* _GOAL_
What follows is a block of records; restate each one word for word.

[Data entries]
· · · · ·

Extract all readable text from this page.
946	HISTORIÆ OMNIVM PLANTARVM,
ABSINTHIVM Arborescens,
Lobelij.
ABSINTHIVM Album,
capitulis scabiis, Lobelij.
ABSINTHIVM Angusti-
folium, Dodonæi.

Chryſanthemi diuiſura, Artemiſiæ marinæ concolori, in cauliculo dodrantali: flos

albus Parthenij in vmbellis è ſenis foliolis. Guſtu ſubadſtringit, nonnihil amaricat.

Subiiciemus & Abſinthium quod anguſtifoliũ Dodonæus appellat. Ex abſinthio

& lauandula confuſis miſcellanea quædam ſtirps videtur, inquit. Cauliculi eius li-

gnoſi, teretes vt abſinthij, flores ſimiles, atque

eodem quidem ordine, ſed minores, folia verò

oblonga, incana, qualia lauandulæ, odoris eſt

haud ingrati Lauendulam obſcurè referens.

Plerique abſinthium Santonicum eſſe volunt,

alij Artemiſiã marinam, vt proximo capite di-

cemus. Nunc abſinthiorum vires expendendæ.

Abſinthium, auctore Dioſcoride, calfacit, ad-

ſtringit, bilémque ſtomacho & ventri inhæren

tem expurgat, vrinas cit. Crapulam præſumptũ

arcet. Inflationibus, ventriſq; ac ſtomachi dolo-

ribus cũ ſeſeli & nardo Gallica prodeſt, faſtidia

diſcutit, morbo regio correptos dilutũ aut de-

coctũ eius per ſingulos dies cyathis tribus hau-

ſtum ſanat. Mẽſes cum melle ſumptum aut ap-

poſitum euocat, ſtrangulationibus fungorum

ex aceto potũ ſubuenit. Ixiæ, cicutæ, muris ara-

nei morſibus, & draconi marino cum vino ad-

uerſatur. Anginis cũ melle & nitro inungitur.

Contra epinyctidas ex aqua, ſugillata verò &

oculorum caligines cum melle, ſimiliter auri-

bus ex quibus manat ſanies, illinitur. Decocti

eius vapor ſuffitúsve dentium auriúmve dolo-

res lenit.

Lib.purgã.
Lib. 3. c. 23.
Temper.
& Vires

· · · · ·

* _WORKED SOLUTION_
Extract all readable text from this page.
946	HISTORIÆ OMNIVM PLANTARVM,
ABSINTHIVM Arborescens,
Lobelij.
ABSINTHIVM Album,
capitulis scabiis, Lobelij.
ABSINTHIVM Angusti-
folium, Dodonæi.

Chryſanthemi diuiſura, Artemiſiæ marinæ concolori, in cauliculo dodrantali: flos

albus Parthenij in vmbellis è ſenis foliolis. Guſtu ſubadſtringit, nonnihil amaricat.

Subiiciemus & Abſinthium quod anguſtifoliũ Dodonæus appellat. Ex abſinthio

& lauandula confuſis miſcellanea quædam ſtirps videtur, inquit. Cauliculi eius li-

gnoſi, teretes vt abſinthij, flores ſimiles, atque

eodem quidem ordine, ſed minores, folia verò

oblonga, incana, qualia lauandulæ, odoris eſt

haud ingrati Lauendulam obſcurè referens.

Plerique abſinthium Santonicum eſſe volunt,

alij Artemiſiã marinam, vt proximo capite di-

cemus. Nunc abſinthiorum vires expendendæ.

Abſinthium, auctore Dioſcoride, calfacit, ad-

ſtringit, bilémque ſtomacho & ventri inhæren

tem expurgat, vrinas cit. Crapulam præſumptũ

arcet. Inflationibus, ventriſq; ac ſtomachi dolo-

ribus cũ ſeſeli & nardo Gallica prodeſt, faſtidia

diſcutit, morbo regio correptos dilutũ aut de-

coctũ eius per ſingulos dies cyathis tribus hau-

ſtum ſanat. Mẽſes cum melle ſumptum aut ap-

poſitum euocat, ſtrangulationibus fungorum

ex aceto potũ ſubuenit. Ixiæ, cicutæ, muris ara-

nei morſibus, & draconi marino cum vino ad-

uerſatur. Anginis cũ melle & nitro inungitur.

Contra epinyctidas ex aqua, ſugillata verò &

oculorum caligines cum melle, ſimiliter auri-

bus ex quibus manat ſanies, illinitur. Decocti

eius vapor ſuffitúsve dentium auriúmve dolo-

res lenit.

Lib.purgã.
Lib. 3. c. 23.
Temper.
& Vires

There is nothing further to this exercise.